À faire:
- A) Renvoyez mot pour mot le passage du fil sur le démarrage du Mac G5, de « Bloc de spoiler » à « allumé en rouge. ».
- B) Dans le fil sur le démarrage du Mac G5, quel nom porte le voyant orange situé sous la RAM n°3 ?
- C) Poursuivez, s'il vous plaît, le fil sur le démarrage du Mac G5 à partir de sa dernière phrase.

# Problème Mac G5 démarrage.



## Sslav (11 Août 2017)

Bonjour,

J'ai un souci avec mon Mac G5. Toute d'abord je tiens à dire que cela fait plus de 1 an que je ne l'ai pas utilisé, et pendant ces 1 an il n'a reçu aucun coup ou même n'est jamais tombé.

*Problème Bips :*
Dès que j'appuie sur le bouton POWER. 3 bips retentis puis les ventillos s'affoles.

*Problème voyants résolus : *


Bloc de spoiler



*La plaque de protection du déflecteur d'air n'était pas mise. *

Dès que mon G5 est sous tension, il y a 2 voyants que j'allume. Un qui est présent sous le RAM n°3, il se nomme TRICKLE et s'allume en orange.
Puis le deuxième se nomme LED0805 et il est allumé en rouge.

J'appuie sur le bouton POWER, un voyant s'allume rouge et il au niveau de le RAM n°2 il se nomme PWRON.

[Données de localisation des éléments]
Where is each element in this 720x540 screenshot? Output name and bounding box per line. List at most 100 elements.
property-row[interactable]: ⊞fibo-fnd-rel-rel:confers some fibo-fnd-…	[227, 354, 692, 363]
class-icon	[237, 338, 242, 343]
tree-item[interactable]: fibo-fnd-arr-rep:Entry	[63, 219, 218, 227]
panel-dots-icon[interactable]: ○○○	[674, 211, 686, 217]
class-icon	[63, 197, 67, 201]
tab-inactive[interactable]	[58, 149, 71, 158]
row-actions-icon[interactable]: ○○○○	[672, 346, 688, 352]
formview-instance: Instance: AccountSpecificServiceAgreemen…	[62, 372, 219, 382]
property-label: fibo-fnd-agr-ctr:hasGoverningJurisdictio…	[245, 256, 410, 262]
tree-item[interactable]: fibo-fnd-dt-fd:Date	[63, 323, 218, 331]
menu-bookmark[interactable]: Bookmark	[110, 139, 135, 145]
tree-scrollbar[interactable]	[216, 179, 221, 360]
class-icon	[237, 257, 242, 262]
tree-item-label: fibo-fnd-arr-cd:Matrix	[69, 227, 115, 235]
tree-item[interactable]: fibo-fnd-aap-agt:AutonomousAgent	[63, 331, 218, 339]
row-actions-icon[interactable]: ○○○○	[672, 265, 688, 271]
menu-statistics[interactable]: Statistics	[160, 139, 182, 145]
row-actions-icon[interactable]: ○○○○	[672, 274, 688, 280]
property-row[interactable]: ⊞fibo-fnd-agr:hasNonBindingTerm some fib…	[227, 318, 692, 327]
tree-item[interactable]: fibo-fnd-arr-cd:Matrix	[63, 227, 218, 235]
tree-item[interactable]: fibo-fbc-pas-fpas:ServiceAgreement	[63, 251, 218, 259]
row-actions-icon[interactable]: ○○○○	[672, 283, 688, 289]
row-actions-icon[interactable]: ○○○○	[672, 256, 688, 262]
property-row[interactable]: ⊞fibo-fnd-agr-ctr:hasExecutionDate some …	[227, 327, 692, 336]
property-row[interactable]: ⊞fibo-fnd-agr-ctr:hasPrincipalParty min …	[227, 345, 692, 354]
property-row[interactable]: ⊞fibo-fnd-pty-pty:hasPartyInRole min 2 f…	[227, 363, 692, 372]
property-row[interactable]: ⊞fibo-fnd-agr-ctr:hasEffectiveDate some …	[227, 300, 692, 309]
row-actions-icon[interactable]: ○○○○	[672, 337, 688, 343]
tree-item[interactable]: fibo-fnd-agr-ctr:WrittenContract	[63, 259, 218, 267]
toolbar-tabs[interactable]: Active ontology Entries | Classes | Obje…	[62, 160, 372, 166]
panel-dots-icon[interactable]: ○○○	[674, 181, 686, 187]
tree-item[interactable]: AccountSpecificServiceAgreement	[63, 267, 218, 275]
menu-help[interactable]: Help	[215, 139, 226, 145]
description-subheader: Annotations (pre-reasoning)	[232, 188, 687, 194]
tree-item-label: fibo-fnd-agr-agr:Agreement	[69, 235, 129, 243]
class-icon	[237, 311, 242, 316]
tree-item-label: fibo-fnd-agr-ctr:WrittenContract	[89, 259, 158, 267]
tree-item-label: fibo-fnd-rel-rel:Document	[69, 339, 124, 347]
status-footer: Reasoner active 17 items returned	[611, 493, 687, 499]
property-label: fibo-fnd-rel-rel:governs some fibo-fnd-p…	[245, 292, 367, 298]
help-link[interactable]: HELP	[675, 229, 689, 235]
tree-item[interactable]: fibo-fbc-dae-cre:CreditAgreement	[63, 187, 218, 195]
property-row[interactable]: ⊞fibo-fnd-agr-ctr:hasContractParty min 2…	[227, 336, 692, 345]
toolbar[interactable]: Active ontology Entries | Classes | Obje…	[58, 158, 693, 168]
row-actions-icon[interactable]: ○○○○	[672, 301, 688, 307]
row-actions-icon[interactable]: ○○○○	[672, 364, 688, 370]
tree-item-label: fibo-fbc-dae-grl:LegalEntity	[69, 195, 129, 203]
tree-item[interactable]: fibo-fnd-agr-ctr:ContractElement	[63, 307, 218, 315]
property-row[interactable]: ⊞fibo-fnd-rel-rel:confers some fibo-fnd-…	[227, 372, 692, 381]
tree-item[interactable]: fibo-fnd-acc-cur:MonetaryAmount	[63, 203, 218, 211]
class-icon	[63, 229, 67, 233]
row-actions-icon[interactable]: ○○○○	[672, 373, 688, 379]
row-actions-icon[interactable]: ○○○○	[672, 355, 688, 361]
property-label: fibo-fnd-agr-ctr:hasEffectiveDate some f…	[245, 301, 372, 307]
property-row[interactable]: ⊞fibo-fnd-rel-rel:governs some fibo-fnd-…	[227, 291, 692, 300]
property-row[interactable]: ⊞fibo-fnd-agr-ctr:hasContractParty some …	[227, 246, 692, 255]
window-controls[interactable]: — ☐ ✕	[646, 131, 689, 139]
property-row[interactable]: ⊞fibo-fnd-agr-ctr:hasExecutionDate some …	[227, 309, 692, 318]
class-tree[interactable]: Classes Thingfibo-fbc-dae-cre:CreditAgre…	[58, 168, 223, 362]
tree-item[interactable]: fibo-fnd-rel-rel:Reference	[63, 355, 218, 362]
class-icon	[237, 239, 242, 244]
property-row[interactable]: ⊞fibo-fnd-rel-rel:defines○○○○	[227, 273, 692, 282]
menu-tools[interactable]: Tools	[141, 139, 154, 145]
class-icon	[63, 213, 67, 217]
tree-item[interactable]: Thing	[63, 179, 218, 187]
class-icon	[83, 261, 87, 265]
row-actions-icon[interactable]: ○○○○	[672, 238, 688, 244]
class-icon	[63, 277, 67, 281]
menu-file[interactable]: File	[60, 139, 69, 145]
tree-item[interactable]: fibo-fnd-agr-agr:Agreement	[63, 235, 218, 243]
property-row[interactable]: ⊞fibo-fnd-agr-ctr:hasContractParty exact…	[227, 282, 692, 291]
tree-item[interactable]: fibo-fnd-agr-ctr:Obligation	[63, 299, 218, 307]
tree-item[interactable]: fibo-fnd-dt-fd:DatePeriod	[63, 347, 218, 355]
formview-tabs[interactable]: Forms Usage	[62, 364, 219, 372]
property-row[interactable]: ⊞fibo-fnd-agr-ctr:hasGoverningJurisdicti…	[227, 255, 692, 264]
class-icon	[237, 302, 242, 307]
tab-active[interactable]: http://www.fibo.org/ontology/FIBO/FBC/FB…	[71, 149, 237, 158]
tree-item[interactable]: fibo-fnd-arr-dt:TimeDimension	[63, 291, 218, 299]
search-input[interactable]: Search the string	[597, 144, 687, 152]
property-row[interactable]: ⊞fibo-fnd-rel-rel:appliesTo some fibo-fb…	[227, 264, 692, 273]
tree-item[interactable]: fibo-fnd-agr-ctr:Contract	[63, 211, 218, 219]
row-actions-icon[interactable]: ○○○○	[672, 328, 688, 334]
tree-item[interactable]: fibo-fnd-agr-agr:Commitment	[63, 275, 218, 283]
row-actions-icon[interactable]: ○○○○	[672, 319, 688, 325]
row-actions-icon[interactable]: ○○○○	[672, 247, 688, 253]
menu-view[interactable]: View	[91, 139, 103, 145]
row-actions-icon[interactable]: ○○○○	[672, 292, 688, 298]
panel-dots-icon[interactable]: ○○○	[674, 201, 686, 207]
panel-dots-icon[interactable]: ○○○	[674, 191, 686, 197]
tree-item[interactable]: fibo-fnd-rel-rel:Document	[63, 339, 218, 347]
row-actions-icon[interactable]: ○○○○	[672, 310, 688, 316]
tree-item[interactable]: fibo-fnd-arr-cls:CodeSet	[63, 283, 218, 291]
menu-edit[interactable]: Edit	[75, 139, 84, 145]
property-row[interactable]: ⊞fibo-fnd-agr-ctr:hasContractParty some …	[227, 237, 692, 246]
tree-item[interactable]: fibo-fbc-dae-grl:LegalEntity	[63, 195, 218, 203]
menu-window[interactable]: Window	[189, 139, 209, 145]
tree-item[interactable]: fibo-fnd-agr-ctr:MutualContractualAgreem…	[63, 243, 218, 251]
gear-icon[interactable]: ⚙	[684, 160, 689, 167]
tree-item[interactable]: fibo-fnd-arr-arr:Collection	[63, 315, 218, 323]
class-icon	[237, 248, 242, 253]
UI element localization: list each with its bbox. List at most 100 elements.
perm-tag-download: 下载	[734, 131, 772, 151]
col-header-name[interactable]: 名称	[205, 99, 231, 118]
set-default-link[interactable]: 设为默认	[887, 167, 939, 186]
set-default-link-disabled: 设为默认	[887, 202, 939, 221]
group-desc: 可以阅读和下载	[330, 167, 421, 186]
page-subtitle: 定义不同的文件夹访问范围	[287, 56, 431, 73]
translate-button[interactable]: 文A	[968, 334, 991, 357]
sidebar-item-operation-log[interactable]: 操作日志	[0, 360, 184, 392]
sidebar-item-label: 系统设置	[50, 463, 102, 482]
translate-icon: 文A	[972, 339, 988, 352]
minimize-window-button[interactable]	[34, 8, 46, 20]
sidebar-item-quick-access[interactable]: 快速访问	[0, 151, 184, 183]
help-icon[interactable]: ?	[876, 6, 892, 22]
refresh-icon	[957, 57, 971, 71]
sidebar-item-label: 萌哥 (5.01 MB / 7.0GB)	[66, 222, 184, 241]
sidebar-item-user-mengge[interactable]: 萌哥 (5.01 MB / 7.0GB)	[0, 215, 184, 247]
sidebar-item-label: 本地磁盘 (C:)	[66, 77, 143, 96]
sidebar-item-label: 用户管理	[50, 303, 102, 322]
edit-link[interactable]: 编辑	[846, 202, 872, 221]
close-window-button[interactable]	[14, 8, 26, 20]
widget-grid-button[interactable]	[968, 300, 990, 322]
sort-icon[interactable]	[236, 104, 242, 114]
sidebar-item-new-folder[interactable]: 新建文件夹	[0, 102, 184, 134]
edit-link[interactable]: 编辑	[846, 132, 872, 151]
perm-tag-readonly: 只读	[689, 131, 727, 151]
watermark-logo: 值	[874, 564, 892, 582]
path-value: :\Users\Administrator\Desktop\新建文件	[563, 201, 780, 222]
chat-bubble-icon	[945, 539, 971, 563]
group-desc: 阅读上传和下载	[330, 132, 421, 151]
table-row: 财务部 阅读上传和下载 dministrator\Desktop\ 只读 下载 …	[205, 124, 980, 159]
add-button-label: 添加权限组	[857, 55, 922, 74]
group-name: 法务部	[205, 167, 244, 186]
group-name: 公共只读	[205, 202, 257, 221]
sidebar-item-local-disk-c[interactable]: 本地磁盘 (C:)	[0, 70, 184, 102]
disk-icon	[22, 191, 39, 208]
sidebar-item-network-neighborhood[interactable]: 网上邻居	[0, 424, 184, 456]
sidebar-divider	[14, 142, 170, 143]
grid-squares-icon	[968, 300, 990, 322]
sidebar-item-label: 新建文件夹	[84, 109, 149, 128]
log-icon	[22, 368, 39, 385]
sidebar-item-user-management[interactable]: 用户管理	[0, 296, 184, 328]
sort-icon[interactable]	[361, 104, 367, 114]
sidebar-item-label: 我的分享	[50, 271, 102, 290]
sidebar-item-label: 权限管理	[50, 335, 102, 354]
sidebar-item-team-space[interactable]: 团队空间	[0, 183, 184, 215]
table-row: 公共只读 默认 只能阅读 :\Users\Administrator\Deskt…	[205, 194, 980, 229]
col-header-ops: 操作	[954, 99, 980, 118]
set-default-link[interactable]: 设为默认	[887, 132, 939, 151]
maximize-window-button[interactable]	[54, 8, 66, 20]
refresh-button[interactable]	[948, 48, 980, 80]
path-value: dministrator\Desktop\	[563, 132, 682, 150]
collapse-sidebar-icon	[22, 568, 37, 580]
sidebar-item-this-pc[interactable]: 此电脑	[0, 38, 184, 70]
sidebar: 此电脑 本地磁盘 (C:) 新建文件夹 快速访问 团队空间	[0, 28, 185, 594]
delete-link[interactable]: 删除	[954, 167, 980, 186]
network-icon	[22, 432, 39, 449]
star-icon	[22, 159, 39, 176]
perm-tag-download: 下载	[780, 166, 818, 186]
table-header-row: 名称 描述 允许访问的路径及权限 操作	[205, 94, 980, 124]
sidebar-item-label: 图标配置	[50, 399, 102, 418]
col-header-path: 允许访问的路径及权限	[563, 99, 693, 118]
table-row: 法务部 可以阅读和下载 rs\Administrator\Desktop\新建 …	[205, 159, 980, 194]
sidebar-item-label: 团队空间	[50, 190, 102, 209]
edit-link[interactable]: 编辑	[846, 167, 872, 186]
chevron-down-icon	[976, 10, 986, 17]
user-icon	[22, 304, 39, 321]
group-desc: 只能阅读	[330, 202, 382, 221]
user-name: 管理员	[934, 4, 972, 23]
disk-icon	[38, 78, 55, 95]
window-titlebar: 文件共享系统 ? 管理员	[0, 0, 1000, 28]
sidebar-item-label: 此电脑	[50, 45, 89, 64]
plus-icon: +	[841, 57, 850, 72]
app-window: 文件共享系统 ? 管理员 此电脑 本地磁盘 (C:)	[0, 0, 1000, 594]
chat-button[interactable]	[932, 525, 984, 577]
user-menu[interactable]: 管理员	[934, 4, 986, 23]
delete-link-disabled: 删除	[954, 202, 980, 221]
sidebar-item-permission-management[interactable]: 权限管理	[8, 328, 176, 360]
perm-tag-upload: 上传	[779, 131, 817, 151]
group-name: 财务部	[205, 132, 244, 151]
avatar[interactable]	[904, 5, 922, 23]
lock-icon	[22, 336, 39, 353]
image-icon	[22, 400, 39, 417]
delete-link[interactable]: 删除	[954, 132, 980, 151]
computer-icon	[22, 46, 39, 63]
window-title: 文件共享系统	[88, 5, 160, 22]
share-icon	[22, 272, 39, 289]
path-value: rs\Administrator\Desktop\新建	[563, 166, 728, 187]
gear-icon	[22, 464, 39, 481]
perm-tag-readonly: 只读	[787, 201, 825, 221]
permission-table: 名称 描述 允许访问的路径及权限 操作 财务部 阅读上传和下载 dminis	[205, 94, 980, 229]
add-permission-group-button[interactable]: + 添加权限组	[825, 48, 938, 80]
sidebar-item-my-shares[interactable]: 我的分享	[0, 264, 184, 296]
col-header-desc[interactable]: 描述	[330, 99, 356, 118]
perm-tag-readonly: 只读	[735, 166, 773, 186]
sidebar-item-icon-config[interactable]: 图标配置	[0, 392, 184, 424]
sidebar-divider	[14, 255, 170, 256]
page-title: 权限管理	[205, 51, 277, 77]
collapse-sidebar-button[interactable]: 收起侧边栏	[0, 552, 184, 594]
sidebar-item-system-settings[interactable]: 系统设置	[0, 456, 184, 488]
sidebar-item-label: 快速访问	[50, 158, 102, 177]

Réponses:
- A)
Bloc de spoiler



*La plaque de protection du déflecteur d'air n'était pas mise. *

Dès que mon G5 est sous tension, il y a 2 voyants que j'allume. Un qui est présent sous le RAM n°3, il se nomme TRICKLE et s'allume en orange.
Puis le deuxième se nomme LED0805 et il est allumé en rouge.

- B) TRICKLE.

- C)
Avez-vous des solutions pour que mon MAC redemarre correctement s'il vous plaît.

Merci d'avance

Cordialement.


----------



## Sly54 (11 Août 2017)

Bonjour,

De quel type de Mac s'agit-il : PowerBook, iMac, PowerMac… et de quel modele ?

A titre d'exemple j'ai trouvé ça :
https://support.apple.com/fr-fr/HT2652
https://support.apple.com/fr-fr/HT1436


----------



## Sslav (11 Août 2017)

C'est un PowerMac G5 2005, je sais que ça, parce que sa fait longtemps que je l'ai du coup j'ai oublier


----------



## Invité (11 Août 2017)

Tu ne peux pas essayer de trouver le n° de série ?
Ca serait plus simple pour pouvoir te filer le manuel…


----------



## Sslav (11 Août 2017)

Invité a dit:


> Tu ne peux pas essayer de trouver le n° de série ?
> Ca serait plus simple pour pouvoir te filer le manuel…



Mon numéro de série est :YM5405S6R6U


----------



## Sslav (11 Août 2017)

Sly54 a dit:


> Bonjour,
> 
> De quel type de Mac s'agit-il : PowerBook, iMac, PowerMac… et de quel modele ?
> 
> A titre d'exemple j'ai trouvé ça :



Pour les voyants c'est résolus ! c'est juste que la protection pour l'air n'était pas mise, mais toujours le souci des 3 bips.


----------



## lepetitpiero (11 Août 2017)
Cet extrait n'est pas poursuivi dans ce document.